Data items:
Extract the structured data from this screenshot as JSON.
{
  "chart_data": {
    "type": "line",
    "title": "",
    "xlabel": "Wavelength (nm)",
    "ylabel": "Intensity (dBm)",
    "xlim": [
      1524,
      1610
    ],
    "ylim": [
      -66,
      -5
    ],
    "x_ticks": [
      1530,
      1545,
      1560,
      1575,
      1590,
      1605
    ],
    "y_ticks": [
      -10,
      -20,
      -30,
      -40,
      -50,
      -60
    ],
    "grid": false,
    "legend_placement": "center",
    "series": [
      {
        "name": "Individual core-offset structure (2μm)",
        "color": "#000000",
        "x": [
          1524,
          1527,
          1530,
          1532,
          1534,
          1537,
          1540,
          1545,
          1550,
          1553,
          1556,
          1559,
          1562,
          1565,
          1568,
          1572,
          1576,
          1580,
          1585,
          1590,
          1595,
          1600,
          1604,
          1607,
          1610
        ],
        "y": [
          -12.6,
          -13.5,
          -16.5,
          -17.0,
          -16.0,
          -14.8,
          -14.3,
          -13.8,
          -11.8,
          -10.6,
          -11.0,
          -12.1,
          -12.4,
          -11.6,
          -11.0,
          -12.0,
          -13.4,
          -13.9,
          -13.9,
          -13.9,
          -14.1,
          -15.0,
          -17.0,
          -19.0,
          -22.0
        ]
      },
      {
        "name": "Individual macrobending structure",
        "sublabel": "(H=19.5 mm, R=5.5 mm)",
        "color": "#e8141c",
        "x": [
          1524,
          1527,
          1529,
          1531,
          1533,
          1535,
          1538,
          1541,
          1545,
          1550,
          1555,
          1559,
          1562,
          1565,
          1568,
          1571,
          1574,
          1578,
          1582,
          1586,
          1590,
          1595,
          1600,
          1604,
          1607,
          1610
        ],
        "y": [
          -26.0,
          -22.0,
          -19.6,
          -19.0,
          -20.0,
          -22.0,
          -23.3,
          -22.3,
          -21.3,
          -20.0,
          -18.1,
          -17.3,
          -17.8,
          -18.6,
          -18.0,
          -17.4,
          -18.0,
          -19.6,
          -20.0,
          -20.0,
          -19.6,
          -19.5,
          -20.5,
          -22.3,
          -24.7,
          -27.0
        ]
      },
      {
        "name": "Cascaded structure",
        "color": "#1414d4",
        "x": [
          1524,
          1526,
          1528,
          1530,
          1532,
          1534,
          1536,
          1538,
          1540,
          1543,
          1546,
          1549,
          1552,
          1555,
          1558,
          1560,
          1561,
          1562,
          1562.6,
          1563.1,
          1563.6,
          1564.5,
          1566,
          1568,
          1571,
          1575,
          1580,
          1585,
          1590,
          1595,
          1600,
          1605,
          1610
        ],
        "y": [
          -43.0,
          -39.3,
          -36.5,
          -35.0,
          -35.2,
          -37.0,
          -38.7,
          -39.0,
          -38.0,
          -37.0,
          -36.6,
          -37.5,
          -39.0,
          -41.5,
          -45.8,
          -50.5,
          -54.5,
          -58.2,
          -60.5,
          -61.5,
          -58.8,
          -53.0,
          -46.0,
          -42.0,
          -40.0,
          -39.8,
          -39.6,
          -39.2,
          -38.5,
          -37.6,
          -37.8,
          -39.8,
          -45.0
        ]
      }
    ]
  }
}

What the exercise asks:
Go through the listing above and locate each line that holds the word "Individual". Copy those lines.

Result for this task:
        "name": "Individual core-offset structure (2μm)",
        "name": "Individual macrobending structure",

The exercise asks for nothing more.